• **OBJECTIVE**
Keep only the lines of the data below that contain "minim", and copy them.

# Start of DATA LINES

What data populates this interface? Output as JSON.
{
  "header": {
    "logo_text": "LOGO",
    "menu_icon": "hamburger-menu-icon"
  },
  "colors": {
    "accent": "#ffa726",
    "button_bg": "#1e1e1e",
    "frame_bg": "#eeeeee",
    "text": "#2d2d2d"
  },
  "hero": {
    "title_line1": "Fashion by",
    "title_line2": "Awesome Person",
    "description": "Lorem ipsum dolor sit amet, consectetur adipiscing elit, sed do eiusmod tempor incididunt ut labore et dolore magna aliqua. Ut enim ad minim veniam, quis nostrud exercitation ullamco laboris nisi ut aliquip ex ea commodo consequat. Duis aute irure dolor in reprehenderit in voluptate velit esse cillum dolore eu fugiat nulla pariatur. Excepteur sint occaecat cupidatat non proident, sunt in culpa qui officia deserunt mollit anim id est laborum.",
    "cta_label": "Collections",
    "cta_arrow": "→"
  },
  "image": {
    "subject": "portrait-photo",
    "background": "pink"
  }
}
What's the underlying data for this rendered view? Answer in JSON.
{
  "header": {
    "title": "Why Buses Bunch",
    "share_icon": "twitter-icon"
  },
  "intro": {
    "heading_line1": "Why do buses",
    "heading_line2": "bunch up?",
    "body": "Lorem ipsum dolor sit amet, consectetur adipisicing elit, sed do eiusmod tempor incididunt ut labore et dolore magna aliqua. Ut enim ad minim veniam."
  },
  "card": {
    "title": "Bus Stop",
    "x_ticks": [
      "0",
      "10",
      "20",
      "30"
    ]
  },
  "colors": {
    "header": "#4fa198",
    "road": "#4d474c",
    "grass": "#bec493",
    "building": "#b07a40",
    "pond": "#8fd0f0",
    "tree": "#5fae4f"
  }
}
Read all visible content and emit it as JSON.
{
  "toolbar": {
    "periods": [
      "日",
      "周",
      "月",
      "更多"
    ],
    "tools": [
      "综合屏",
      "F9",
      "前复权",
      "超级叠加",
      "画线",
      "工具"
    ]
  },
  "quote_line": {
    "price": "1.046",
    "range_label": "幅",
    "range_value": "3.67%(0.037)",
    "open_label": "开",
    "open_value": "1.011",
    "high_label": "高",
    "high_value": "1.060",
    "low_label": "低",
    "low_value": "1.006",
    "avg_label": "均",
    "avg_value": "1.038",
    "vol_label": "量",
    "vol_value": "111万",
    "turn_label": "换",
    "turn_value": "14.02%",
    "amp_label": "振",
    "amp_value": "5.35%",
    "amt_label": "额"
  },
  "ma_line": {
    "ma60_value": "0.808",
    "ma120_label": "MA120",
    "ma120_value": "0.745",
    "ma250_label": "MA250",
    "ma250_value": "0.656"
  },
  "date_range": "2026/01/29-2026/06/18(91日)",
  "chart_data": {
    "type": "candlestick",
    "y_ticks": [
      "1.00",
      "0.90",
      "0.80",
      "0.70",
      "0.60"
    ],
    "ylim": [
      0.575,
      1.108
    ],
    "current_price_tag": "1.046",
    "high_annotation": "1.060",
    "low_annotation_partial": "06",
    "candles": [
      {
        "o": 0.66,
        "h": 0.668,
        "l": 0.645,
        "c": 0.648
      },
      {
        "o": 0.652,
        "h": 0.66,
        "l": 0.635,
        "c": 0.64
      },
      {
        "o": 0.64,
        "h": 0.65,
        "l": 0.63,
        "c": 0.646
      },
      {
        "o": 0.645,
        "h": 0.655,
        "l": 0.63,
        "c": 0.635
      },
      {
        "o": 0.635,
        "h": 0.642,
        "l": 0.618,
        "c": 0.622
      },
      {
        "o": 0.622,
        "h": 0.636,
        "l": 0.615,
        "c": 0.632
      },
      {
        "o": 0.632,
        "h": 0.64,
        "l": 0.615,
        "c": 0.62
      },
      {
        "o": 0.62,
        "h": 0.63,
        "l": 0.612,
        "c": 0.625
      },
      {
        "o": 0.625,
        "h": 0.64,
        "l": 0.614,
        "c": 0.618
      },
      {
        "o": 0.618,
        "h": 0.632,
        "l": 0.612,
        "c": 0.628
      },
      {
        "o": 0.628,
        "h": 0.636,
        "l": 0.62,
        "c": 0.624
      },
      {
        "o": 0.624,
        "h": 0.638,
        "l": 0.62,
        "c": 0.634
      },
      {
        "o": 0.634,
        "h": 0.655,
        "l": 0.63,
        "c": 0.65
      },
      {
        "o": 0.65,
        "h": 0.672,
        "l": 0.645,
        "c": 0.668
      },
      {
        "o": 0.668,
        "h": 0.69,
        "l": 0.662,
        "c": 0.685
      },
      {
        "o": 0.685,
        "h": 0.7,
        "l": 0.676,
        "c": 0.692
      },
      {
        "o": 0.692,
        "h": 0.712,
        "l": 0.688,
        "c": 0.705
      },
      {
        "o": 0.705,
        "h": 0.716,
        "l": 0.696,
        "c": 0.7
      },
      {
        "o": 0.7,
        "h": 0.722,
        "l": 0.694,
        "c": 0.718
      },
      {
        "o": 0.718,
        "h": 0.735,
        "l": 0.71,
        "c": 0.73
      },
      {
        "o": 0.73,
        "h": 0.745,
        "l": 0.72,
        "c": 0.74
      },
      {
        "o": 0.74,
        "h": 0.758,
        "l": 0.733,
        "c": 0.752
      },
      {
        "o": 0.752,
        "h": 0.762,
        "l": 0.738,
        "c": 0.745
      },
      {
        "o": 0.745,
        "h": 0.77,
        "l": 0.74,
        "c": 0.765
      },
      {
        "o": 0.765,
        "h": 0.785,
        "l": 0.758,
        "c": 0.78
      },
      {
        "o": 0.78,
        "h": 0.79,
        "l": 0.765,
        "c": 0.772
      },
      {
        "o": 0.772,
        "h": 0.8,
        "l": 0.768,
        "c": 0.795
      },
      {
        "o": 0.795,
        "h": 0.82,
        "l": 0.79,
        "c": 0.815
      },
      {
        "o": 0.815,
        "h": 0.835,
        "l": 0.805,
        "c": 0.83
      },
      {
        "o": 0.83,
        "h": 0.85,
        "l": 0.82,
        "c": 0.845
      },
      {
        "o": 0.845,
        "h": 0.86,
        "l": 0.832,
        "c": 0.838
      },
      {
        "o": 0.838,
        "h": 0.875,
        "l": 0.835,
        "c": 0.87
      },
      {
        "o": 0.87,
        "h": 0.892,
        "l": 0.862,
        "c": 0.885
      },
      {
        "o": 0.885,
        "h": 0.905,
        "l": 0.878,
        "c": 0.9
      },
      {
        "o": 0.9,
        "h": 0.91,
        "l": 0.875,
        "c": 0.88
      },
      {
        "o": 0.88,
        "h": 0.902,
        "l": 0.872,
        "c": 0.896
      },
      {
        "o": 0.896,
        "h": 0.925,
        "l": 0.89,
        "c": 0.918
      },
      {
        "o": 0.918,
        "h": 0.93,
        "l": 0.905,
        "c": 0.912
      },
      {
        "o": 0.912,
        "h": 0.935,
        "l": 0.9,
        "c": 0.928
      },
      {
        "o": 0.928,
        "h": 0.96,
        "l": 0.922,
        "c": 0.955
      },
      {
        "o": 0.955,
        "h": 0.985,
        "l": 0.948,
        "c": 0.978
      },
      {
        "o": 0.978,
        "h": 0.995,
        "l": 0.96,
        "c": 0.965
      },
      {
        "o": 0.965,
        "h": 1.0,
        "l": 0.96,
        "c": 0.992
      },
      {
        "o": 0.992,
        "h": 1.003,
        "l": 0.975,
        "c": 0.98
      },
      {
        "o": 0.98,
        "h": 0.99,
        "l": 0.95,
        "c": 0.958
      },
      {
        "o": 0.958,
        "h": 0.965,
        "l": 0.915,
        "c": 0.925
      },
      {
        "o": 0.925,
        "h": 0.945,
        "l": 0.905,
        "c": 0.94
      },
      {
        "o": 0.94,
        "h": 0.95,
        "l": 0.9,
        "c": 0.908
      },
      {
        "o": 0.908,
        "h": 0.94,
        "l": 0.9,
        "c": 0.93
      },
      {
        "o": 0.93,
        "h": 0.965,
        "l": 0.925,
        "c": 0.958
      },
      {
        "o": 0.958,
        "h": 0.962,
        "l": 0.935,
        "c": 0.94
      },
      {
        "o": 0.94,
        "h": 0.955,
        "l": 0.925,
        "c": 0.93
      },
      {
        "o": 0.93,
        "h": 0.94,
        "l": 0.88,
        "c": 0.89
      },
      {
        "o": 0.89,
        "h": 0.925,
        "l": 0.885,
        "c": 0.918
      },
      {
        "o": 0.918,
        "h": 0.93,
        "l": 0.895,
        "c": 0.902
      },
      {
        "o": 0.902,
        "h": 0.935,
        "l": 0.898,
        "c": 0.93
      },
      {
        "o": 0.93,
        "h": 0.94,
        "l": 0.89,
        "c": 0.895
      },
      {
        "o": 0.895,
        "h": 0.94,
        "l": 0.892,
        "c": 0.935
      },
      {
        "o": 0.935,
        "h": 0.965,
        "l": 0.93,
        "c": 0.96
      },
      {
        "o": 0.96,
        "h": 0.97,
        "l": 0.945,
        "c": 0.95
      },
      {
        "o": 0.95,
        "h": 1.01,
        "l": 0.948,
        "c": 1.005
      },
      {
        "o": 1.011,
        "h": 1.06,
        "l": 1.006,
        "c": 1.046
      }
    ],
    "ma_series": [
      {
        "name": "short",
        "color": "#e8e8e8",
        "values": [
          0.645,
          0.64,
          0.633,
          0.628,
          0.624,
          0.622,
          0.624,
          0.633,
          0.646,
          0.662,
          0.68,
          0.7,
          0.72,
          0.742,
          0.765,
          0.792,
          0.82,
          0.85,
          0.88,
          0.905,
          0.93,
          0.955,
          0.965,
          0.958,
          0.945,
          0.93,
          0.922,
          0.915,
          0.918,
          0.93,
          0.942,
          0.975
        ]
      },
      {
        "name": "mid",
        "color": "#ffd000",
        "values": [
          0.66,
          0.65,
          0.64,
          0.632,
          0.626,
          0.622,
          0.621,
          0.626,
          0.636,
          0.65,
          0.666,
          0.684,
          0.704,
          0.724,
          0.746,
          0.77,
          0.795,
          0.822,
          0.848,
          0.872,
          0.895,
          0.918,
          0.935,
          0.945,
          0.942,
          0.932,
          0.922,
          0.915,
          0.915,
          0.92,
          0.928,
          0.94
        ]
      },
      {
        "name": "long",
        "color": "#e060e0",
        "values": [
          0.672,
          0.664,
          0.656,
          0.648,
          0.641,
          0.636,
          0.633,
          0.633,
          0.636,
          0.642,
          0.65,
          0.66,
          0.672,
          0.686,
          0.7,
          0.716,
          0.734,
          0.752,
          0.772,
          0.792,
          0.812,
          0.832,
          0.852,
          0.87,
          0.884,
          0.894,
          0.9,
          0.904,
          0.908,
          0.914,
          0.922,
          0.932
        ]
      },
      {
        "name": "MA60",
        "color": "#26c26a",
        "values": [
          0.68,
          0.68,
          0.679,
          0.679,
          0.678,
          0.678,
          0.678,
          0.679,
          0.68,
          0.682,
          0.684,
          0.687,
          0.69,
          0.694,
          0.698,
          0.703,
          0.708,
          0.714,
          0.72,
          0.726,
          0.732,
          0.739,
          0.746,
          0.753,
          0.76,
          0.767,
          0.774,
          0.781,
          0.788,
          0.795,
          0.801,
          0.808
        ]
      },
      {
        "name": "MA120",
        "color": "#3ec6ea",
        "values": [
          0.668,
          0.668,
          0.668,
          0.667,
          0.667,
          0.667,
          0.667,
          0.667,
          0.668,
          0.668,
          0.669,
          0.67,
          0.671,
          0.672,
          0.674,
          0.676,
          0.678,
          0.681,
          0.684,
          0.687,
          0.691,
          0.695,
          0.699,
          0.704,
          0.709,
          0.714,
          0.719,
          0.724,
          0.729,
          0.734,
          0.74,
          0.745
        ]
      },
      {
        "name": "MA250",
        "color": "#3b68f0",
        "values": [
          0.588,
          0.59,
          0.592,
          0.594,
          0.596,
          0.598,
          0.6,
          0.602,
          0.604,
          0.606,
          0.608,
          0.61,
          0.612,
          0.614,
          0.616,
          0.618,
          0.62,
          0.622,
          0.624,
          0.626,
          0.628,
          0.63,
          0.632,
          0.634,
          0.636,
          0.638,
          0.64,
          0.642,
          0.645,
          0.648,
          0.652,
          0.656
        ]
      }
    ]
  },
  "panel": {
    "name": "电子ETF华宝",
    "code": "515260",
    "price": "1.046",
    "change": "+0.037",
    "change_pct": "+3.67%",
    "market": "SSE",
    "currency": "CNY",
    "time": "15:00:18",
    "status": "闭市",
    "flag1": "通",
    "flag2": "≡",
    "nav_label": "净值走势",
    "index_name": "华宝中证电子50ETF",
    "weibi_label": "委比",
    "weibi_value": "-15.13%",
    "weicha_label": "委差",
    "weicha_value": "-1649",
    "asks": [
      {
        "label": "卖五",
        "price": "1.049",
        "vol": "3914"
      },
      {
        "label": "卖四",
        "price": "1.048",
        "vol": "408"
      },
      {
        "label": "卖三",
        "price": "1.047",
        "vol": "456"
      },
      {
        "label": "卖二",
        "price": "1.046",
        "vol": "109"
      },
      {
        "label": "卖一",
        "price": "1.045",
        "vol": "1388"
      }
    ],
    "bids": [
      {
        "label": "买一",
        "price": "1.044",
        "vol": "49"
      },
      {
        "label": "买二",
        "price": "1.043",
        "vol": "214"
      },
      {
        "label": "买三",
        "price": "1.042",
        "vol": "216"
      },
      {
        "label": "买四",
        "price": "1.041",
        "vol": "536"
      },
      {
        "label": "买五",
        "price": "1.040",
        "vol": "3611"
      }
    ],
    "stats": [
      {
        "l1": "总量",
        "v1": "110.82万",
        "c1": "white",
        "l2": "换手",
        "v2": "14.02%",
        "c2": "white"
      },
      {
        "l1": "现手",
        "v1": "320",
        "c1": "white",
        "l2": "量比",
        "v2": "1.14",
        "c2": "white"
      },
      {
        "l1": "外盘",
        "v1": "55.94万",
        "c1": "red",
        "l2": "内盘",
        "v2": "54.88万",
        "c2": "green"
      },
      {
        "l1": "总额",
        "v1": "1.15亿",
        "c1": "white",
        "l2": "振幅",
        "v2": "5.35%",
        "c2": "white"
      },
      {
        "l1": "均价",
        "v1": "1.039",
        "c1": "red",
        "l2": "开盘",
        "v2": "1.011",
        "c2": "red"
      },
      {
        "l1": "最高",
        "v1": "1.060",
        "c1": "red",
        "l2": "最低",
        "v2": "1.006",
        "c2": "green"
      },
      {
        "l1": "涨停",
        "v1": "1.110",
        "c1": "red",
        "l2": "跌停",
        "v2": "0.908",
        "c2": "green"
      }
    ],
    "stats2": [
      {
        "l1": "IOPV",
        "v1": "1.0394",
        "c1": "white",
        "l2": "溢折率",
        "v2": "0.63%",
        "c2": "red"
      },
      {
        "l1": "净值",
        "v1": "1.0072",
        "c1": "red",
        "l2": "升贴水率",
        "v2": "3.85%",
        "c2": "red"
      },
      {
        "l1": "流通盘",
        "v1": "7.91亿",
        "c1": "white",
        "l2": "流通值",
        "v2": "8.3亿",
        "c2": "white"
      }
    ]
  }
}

# End of DATA LINES

• **RIGHT ANSWER**
    "description": "Lorem ipsum dolor sit amet, consectetur adipiscing elit, sed do eiusmod tempor incididunt ut labore et dolore magna aliqua. Ut enim ad minim veniam, quis nostrud exercitation ullamco laboris nisi ut aliquip ex ea commodo consequat. Duis aute irure dolor in reprehenderit in voluptate velit esse cillum dolore eu fugiat nulla pariatur. Excepteur sint occaecat cupidatat non proident, sunt in culpa qui officia deserunt mollit anim id est laborum.",
    "body": "Lorem ipsum dolor sit amet, consectetur adipisicing elit, sed do eiusmod tempor incididunt ut labore et dolore magna aliqua. Ut enim ad minim veniam."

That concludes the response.